* WHAT YOU HAVE TO DO: Determine the number of lines containing the word "droite", and state that figure alone.

start DATA EXCERPTS

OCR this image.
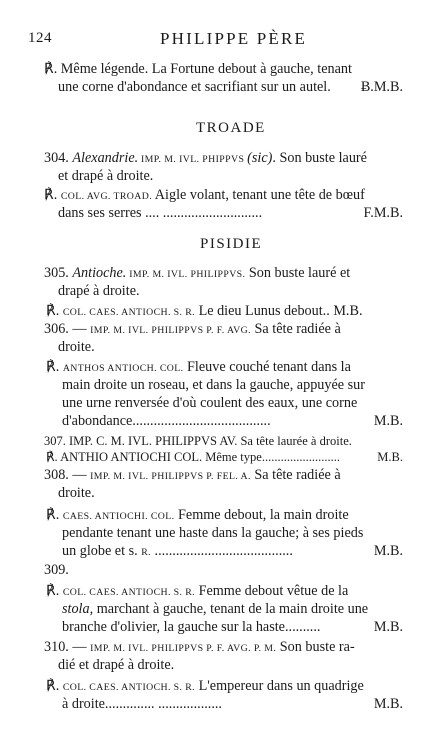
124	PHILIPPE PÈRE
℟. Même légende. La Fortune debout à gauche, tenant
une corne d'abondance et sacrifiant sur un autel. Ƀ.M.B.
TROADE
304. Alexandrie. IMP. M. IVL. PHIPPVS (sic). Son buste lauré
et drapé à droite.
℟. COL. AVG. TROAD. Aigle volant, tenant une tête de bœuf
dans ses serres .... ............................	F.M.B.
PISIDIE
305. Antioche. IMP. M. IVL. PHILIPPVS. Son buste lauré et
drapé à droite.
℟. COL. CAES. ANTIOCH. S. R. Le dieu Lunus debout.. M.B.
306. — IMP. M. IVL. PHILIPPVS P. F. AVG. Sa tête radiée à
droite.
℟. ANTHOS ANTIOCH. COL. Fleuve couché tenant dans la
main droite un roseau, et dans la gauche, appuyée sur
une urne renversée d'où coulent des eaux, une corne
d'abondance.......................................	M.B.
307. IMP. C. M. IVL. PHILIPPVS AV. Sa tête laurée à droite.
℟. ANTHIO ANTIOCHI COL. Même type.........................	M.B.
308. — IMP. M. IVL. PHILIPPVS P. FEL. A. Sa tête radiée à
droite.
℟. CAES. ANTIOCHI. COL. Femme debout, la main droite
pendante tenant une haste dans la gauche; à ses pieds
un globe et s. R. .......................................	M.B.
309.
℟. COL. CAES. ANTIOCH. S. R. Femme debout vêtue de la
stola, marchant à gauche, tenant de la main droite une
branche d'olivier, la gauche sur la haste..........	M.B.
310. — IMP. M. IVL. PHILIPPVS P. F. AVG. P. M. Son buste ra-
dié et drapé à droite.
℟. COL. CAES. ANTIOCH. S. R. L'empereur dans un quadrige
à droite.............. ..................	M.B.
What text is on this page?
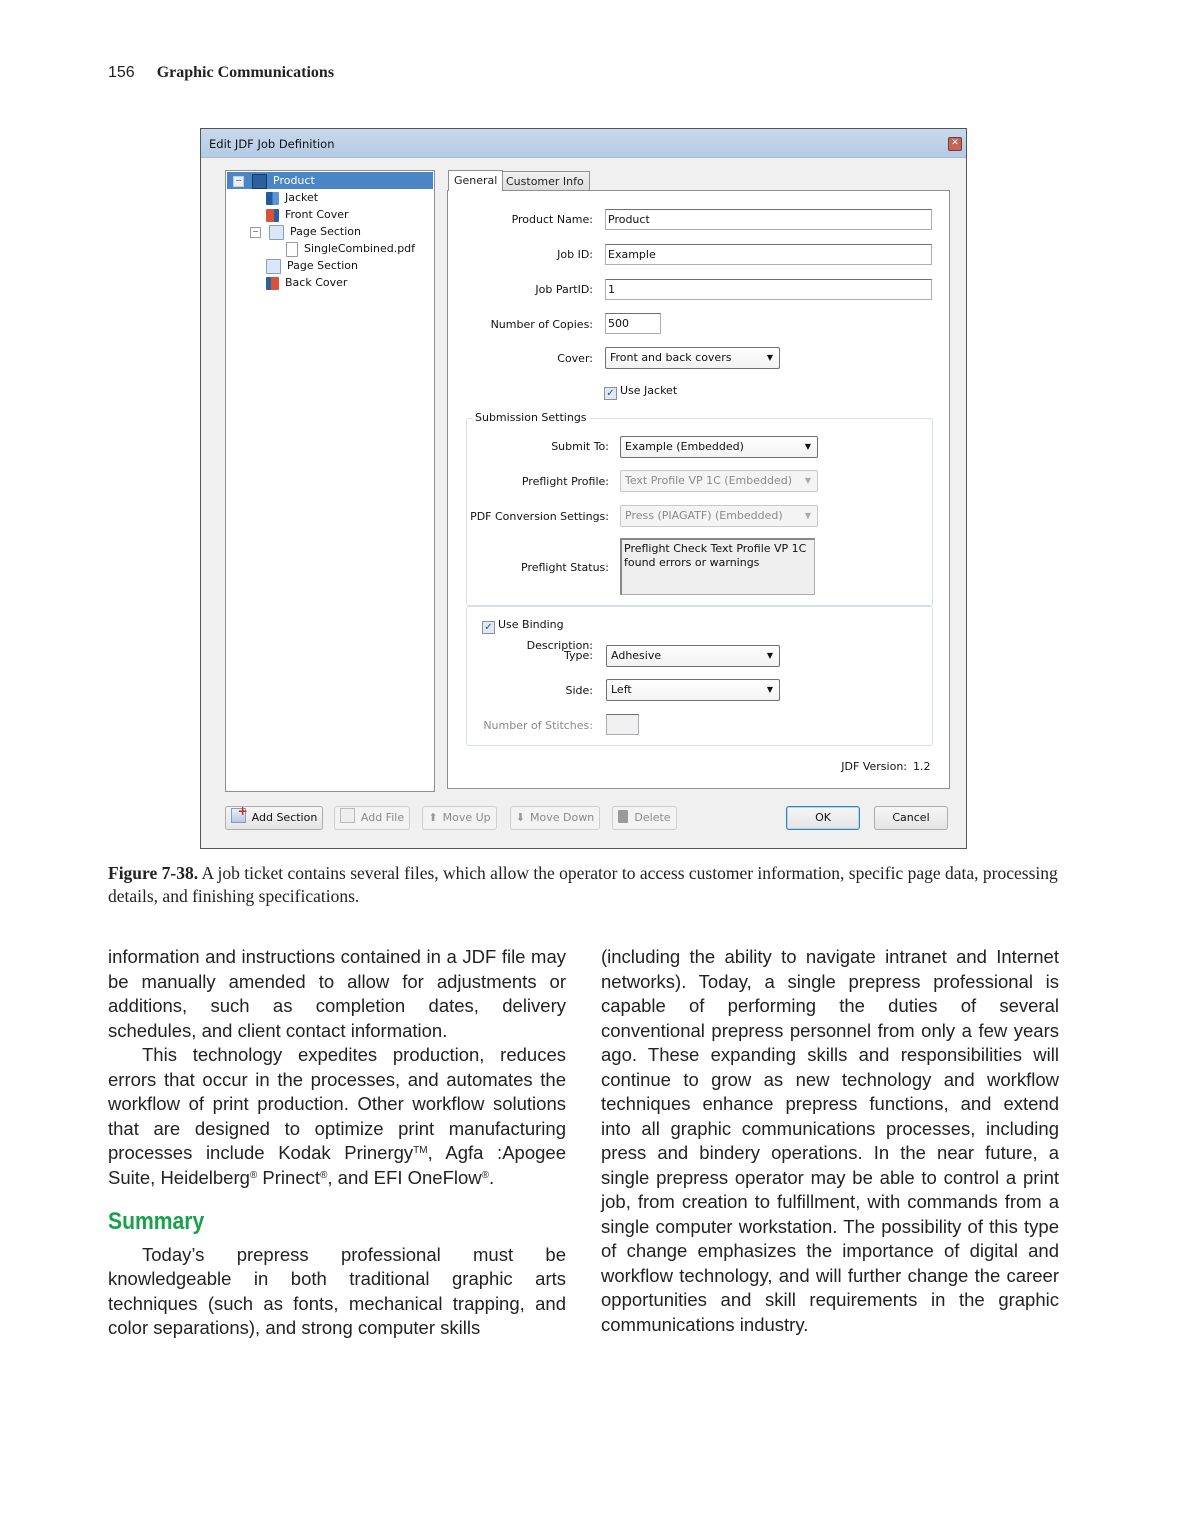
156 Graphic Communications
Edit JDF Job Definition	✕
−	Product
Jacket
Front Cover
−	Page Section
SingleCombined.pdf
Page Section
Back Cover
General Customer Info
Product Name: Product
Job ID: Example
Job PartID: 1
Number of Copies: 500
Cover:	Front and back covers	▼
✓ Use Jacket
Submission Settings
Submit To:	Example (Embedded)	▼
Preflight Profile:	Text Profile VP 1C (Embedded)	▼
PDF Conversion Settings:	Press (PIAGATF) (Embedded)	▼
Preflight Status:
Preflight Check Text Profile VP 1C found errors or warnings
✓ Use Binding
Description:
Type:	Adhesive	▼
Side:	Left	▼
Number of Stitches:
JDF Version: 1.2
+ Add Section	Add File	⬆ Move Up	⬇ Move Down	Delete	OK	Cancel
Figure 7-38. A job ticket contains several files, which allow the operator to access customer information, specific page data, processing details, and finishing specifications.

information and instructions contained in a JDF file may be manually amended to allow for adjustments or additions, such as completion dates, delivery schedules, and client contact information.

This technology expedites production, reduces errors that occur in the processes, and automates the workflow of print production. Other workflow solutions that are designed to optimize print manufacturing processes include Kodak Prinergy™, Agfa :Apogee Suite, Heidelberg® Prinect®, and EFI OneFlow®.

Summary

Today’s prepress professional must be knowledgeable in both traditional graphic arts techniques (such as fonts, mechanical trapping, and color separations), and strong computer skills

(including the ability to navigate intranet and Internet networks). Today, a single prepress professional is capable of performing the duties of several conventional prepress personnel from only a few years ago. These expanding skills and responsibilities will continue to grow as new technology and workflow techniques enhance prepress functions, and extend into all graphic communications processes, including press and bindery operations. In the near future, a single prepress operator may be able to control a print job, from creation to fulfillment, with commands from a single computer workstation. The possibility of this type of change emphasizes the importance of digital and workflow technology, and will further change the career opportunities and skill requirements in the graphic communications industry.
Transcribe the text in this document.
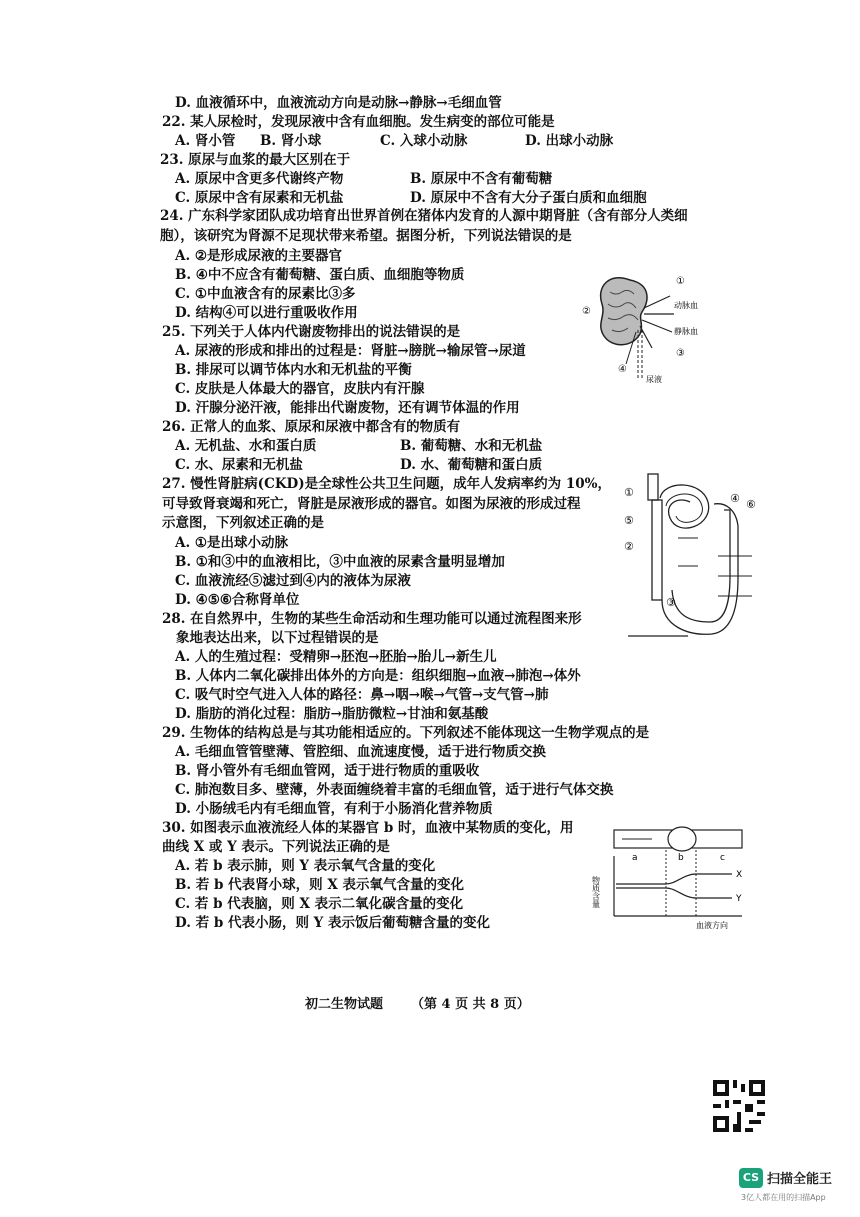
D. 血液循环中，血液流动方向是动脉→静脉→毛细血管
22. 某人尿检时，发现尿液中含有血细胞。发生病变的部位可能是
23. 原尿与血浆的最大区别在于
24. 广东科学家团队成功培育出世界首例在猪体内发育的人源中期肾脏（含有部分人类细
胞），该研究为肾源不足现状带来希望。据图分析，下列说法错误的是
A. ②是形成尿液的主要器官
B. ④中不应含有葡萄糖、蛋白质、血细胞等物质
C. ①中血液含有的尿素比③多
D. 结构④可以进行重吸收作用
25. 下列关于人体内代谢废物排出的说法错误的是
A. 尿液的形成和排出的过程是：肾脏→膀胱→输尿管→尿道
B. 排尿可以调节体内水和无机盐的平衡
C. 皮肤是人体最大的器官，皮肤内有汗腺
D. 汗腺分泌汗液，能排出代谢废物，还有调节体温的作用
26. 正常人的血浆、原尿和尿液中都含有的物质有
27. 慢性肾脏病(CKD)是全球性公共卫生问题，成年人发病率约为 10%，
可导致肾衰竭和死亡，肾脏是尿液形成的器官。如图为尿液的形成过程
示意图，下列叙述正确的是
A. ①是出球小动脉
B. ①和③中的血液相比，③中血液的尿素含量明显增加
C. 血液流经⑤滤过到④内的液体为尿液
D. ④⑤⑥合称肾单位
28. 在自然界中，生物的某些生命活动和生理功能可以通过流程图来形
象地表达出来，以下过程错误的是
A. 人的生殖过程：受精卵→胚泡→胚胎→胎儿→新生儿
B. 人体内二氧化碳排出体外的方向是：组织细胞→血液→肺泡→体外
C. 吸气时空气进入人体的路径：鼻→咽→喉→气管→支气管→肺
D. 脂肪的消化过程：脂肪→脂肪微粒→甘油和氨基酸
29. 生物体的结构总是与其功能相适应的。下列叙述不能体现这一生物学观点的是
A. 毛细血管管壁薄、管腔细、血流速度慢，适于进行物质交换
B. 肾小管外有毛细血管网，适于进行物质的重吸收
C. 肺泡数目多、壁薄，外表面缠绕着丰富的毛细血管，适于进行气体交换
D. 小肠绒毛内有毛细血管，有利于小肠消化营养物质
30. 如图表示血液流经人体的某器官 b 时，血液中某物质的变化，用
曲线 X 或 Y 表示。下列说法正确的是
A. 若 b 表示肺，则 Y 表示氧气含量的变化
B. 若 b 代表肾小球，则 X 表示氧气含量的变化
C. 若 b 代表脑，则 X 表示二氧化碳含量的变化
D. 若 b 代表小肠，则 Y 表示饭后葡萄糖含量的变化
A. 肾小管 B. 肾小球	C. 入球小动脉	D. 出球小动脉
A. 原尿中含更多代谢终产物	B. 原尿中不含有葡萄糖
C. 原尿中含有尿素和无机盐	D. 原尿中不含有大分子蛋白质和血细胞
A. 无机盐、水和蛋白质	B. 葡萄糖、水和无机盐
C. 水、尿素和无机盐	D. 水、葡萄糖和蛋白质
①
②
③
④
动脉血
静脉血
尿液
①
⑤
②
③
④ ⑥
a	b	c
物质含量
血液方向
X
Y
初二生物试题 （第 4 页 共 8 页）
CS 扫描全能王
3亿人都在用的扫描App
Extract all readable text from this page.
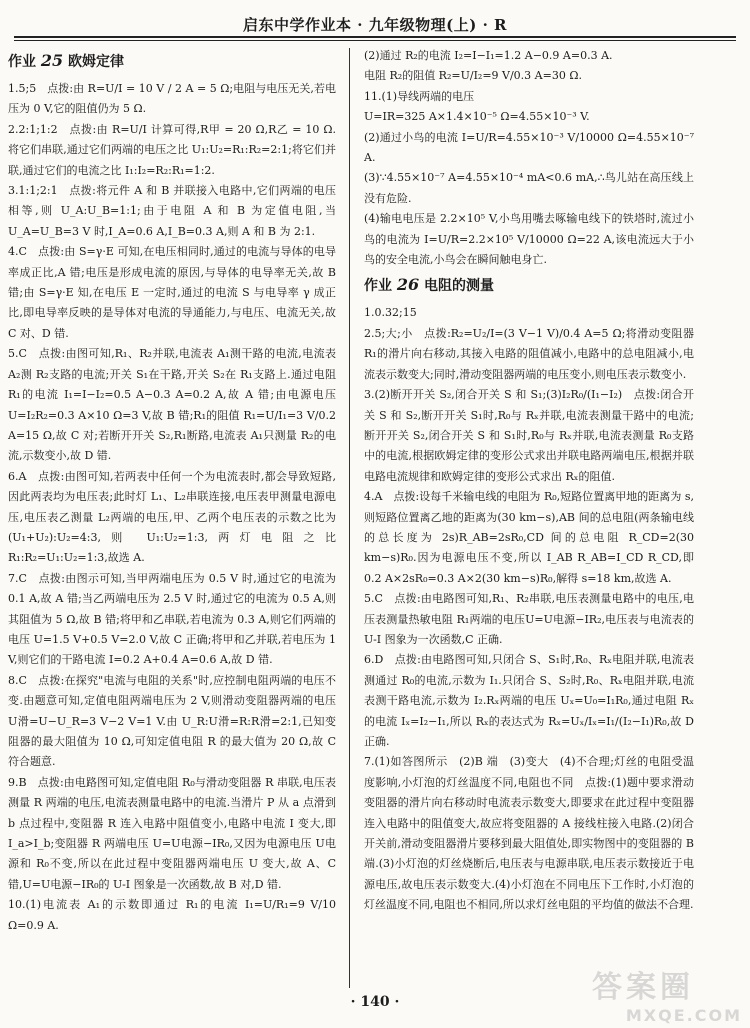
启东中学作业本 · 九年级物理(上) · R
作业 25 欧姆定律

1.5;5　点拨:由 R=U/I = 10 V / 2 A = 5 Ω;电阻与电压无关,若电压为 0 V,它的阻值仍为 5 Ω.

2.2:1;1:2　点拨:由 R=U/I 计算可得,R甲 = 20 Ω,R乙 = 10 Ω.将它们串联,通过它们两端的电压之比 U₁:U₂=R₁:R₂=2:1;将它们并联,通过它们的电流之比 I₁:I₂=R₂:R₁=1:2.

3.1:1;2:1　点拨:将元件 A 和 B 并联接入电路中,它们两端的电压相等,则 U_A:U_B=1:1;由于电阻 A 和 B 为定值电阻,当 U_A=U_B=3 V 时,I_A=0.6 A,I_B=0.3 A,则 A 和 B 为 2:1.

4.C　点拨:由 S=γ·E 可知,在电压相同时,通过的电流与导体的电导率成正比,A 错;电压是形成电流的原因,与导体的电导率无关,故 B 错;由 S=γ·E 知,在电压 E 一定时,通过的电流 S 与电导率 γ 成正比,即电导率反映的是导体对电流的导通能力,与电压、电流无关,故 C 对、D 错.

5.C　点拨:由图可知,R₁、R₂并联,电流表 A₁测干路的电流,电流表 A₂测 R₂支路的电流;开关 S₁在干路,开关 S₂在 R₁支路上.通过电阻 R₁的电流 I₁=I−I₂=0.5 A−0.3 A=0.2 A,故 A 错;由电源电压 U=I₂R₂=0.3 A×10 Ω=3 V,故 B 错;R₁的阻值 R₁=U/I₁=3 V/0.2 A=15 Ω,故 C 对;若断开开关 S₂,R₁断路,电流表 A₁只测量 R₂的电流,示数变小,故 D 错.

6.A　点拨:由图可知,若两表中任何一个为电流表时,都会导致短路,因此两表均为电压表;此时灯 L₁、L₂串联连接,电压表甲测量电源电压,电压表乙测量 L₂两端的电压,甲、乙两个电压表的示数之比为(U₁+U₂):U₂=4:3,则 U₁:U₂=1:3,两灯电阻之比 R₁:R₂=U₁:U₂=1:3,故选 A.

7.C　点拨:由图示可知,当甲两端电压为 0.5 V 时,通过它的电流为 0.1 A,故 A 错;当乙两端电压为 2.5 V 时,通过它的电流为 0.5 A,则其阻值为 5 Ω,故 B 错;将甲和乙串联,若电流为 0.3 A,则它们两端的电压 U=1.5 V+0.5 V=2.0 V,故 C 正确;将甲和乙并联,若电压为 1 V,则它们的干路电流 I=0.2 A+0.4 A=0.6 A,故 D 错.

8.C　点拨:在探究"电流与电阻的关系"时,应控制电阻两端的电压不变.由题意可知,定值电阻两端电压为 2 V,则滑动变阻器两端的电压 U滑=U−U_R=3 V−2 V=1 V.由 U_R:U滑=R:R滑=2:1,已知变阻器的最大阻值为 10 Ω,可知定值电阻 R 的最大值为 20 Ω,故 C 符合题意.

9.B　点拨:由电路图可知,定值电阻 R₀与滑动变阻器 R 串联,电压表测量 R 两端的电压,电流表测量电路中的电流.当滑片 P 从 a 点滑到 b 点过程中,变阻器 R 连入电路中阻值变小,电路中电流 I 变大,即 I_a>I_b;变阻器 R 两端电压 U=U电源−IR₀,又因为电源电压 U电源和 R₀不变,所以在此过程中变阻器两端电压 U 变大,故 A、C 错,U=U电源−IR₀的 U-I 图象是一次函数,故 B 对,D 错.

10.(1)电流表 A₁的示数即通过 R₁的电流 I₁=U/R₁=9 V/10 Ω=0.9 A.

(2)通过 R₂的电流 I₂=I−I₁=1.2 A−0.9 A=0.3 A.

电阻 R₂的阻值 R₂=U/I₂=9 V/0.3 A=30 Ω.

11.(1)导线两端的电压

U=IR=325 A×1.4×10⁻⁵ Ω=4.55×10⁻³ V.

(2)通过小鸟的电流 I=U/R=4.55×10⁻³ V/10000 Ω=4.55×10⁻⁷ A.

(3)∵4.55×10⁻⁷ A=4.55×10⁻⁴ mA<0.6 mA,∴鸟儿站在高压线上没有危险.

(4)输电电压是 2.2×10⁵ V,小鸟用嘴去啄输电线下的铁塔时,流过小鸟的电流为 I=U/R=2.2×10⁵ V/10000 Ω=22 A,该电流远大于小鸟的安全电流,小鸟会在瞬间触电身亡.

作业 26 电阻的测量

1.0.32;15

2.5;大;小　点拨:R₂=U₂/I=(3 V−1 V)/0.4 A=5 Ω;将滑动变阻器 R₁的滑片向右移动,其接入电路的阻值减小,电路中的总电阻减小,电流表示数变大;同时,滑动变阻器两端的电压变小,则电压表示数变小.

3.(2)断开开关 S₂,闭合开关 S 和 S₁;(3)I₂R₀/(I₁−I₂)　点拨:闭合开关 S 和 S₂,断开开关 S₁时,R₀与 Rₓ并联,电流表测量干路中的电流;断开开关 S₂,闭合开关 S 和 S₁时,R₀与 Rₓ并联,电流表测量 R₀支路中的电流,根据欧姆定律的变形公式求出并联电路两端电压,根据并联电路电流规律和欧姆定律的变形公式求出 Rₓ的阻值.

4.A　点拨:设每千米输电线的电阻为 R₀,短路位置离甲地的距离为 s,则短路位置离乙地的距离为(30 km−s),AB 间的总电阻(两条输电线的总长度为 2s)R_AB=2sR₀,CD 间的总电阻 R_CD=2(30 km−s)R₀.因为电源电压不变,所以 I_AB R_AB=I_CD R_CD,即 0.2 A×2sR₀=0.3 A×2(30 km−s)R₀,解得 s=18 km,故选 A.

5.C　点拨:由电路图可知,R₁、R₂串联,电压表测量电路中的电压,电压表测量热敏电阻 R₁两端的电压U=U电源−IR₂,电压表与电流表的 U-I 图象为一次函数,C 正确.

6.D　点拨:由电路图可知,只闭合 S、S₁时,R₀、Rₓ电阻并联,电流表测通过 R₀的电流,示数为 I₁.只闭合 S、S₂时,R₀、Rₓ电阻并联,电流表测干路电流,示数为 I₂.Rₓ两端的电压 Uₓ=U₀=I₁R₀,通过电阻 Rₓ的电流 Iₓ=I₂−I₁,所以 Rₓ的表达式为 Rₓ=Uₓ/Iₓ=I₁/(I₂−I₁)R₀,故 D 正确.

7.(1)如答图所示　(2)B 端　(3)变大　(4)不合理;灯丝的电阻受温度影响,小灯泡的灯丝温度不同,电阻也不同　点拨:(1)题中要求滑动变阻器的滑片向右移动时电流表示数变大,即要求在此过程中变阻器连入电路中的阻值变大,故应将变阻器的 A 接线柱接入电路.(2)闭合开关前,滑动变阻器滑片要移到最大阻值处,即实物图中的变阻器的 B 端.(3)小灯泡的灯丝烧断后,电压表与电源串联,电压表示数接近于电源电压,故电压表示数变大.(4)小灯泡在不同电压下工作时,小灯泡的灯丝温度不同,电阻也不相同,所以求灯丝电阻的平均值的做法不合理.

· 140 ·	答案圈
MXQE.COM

end DATA EXCERPTS

* ANSWER TO THIS TASK: 10